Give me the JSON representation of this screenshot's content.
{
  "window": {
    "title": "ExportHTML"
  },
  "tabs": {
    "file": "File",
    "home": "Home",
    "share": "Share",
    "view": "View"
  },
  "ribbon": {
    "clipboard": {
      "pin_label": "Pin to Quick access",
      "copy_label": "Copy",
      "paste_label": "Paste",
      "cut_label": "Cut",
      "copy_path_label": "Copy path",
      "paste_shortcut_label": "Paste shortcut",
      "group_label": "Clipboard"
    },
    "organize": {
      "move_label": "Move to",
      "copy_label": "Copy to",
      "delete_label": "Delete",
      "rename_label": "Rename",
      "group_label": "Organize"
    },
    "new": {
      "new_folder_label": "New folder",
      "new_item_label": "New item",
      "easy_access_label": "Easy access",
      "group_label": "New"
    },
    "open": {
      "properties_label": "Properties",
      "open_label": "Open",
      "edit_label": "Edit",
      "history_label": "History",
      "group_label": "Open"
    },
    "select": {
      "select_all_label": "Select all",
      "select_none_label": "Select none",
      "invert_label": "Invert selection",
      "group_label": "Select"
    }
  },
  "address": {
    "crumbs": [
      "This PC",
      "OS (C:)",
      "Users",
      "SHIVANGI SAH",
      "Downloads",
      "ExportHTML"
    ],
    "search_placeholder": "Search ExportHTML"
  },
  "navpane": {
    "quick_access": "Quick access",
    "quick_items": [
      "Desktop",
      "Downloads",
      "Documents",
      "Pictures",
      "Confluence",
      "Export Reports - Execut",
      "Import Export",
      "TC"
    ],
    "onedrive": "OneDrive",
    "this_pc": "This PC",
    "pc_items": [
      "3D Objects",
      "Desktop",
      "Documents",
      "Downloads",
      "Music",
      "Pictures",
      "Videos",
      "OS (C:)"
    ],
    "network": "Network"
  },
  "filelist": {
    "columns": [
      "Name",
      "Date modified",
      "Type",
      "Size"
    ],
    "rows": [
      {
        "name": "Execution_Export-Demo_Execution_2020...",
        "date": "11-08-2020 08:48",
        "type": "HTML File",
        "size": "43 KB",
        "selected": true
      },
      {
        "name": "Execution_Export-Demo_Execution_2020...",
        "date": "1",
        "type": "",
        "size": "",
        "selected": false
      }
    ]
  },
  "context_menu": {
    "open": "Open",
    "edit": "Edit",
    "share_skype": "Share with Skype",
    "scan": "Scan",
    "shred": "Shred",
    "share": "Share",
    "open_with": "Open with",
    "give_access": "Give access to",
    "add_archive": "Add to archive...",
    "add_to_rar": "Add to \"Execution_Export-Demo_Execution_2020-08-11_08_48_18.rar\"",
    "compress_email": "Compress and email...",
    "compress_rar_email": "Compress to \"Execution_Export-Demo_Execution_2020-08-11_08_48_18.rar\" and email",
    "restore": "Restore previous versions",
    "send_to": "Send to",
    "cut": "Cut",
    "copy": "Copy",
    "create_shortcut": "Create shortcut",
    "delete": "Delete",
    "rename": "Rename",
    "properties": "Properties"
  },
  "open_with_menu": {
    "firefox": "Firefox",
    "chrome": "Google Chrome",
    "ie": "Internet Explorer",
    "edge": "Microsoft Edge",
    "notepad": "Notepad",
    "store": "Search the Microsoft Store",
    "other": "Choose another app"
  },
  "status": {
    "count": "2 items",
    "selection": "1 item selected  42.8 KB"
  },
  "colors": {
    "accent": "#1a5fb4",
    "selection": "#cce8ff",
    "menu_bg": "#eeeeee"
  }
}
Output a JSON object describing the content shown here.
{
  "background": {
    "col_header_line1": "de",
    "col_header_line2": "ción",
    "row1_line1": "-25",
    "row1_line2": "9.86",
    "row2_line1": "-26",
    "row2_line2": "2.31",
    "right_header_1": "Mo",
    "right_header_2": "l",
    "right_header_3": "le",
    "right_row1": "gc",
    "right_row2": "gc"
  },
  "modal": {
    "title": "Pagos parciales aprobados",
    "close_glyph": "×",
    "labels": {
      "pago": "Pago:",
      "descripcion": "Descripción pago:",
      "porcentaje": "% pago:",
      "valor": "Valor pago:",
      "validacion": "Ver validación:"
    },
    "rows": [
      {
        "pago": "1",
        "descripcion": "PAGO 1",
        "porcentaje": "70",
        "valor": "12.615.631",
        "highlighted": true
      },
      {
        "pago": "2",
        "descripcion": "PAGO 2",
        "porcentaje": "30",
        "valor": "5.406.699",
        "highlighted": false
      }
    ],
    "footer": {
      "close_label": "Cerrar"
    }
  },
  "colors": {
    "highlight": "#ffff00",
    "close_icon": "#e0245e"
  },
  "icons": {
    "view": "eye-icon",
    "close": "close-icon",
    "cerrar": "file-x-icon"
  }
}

------

● **What to do**
The whole listing above needs to be written out again exactly.

● **Written response**
Give me the JSON representation of this screenshot's content.
{
  "window": {
    "title": "ExportHTML"
  },
  "tabs": {
    "file": "File",
    "home": "Home",
    "share": "Share",
    "view": "View"
  },
  "ribbon": {
    "clipboard": {
      "pin_label": "Pin to Quick access",
      "copy_label": "Copy",
      "paste_label": "Paste",
      "cut_label": "Cut",
      "copy_path_label": "Copy path",
      "paste_shortcut_label": "Paste shortcut",
      "group_label": "Clipboard"
    },
    "organize": {
      "move_label": "Move to",
      "copy_label": "Copy to",
      "delete_label": "Delete",
      "rename_label": "Rename",
      "group_label": "Organize"
    },
    "new": {
      "new_folder_label": "New folder",
      "new_item_label": "New item",
      "easy_access_label": "Easy access",
      "group_label": "New"
    },
    "open": {
      "properties_label": "Properties",
      "open_label": "Open",
      "edit_label": "Edit",
      "history_label": "History",
      "group_label": "Open"
    },
    "select": {
      "select_all_label": "Select all",
      "select_none_label": "Select none",
      "invert_label": "Invert selection",
      "group_label": "Select"
    }
  },
  "address": {
    "crumbs": [
      "This PC",
      "OS (C:)",
      "Users",
      "SHIVANGI SAH",
      "Downloads",
      "ExportHTML"
    ],
    "search_placeholder": "Search ExportHTML"
  },
  "navpane": {
    "quick_access": "Quick access",
    "quick_items": [
      "Desktop",
      "Downloads",
      "Documents",
      "Pictures",
      "Confluence",
      "Export Reports - Execut",
      "Import Export",
      "TC"
    ],
    "onedrive": "OneDrive",
    "this_pc": "This PC",
    "pc_items": [
      "3D Objects",
      "Desktop",
      "Documents",
      "Downloads",
      "Music",
      "Pictures",
      "Videos",
      "OS (C:)"
    ],
    "network": "Network"
  },
  "filelist": {
    "columns": [
      "Name",
      "Date modified",
      "Type",
      "Size"
    ],
    "rows": [
      {
        "name": "Execution_Export-Demo_Execution_2020...",
        "date": "11-08-2020 08:48",
        "type": "HTML File",
        "size": "43 KB",
        "selected": true
      },
      {
        "name": "Execution_Export-Demo_Execution_2020...",
        "date": "1",
        "type": "",
        "size": "",
        "selected": false
      }
    ]
  },
  "context_menu": {
    "open": "Open",
    "edit": "Edit",
    "share_skype": "Share with Skype",
    "scan": "Scan",
    "shred": "Shred",
    "share": "Share",
    "open_with": "Open with",
    "give_access": "Give access to",
    "add_archive": "Add to archive...",
    "add_to_rar": "Add to \"Execution_Export-Demo_Execution_2020-08-11_08_48_18.rar\"",
    "compress_email": "Compress and email...",
    "compress_rar_email": "Compress to \"Execution_Export-Demo_Execution_2020-08-11_08_48_18.rar\" and email",
    "restore": "Restore previous versions",
    "send_to": "Send to",
    "cut": "Cut",
    "copy": "Copy",
    "create_shortcut": "Create shortcut",
    "delete": "Delete",
    "rename": "Rename",
    "properties": "Properties"
  },
  "open_with_menu": {
    "firefox": "Firefox",
    "chrome": "Google Chrome",
    "ie": "Internet Explorer",
    "edge": "Microsoft Edge",
    "notepad": "Notepad",
    "store": "Search the Microsoft Store",
    "other": "Choose another app"
  },
  "status": {
    "count": "2 items",
    "selection": "1 item selected  42.8 KB"
  },
  "colors": {
    "accent": "#1a5fb4",
    "selection": "#cce8ff",
    "menu_bg": "#eeeeee"
  }
}
Output a JSON object describing the content shown here.
{
  "background": {
    "col_header_line1": "de",
    "col_header_line2": "ción",
    "row1_line1": "-25",
    "row1_line2": "9.86",
    "row2_line1": "-26",
    "row2_line2": "2.31",
    "right_header_1": "Mo",
    "right_header_2": "l",
    "right_header_3": "le",
    "right_row1": "gc",
    "right_row2": "gc"
  },
  "modal": {
    "title": "Pagos parciales aprobados",
    "close_glyph": "×",
    "labels": {
      "pago": "Pago:",
      "descripcion": "Descripción pago:",
      "porcentaje": "% pago:",
      "valor": "Valor pago:",
      "validacion": "Ver validación:"
    },
    "rows": [
      {
        "pago": "1",
        "descripcion": "PAGO 1",
        "porcentaje": "70",
        "valor": "12.615.631",
        "highlighted": true
      },
      {
        "pago": "2",
        "descripcion": "PAGO 2",
        "porcentaje": "30",
        "valor": "5.406.699",
        "highlighted": false
      }
    ],
    "footer": {
      "close_label": "Cerrar"
    }
  },
  "colors": {
    "highlight": "#ffff00",
    "close_icon": "#e0245e"
  },
  "icons": {
    "view": "eye-icon",
    "close": "close-icon",
    "cerrar": "file-x-icon"
  }
}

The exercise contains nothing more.